Directions for this task: Examine the entries and show every line in which the word "phone" is found.
---- Stored rows
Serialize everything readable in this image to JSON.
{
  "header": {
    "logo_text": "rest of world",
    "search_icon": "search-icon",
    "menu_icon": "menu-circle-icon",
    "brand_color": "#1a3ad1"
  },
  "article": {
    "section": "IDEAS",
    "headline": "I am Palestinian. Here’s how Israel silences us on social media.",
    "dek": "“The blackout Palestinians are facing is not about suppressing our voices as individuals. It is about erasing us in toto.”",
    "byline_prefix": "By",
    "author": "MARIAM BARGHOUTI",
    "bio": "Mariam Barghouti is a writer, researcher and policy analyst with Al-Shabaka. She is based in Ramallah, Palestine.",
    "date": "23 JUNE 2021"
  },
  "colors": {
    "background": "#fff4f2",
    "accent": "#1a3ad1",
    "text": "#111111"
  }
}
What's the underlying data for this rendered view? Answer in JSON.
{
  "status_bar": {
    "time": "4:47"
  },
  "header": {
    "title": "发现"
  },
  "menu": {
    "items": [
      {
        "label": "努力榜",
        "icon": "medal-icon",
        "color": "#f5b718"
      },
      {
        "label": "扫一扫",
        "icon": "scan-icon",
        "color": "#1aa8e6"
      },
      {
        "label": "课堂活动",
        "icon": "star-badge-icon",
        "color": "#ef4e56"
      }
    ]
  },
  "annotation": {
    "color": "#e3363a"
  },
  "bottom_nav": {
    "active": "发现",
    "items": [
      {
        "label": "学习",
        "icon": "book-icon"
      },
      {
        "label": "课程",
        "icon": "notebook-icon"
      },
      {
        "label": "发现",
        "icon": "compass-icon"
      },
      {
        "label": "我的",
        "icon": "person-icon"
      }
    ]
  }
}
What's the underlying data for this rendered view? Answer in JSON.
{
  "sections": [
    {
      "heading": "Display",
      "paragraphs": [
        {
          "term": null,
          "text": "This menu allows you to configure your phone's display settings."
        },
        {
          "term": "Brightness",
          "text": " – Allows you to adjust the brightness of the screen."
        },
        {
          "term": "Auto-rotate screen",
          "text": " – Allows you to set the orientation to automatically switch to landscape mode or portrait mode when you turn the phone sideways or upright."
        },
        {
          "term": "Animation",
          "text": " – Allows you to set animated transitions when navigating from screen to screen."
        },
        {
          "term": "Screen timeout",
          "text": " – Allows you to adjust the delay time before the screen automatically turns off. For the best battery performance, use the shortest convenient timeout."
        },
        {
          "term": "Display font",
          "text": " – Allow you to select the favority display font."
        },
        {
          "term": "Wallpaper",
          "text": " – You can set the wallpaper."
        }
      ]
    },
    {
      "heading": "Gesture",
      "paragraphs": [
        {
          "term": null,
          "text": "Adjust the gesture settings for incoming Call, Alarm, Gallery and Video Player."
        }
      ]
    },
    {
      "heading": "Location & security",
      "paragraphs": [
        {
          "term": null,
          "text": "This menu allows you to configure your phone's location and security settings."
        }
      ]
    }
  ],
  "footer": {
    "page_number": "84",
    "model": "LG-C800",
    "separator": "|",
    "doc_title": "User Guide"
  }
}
--------
Result of the task:
          "text": "This menu allows you to configure your phone's display settings."
          "text": " – Allows you to set the orientation to automatically switch to landscape mode or portrait mode when you turn the phone sideways or upright."
          "text": "This menu allows you to configure your phone's location and security settings."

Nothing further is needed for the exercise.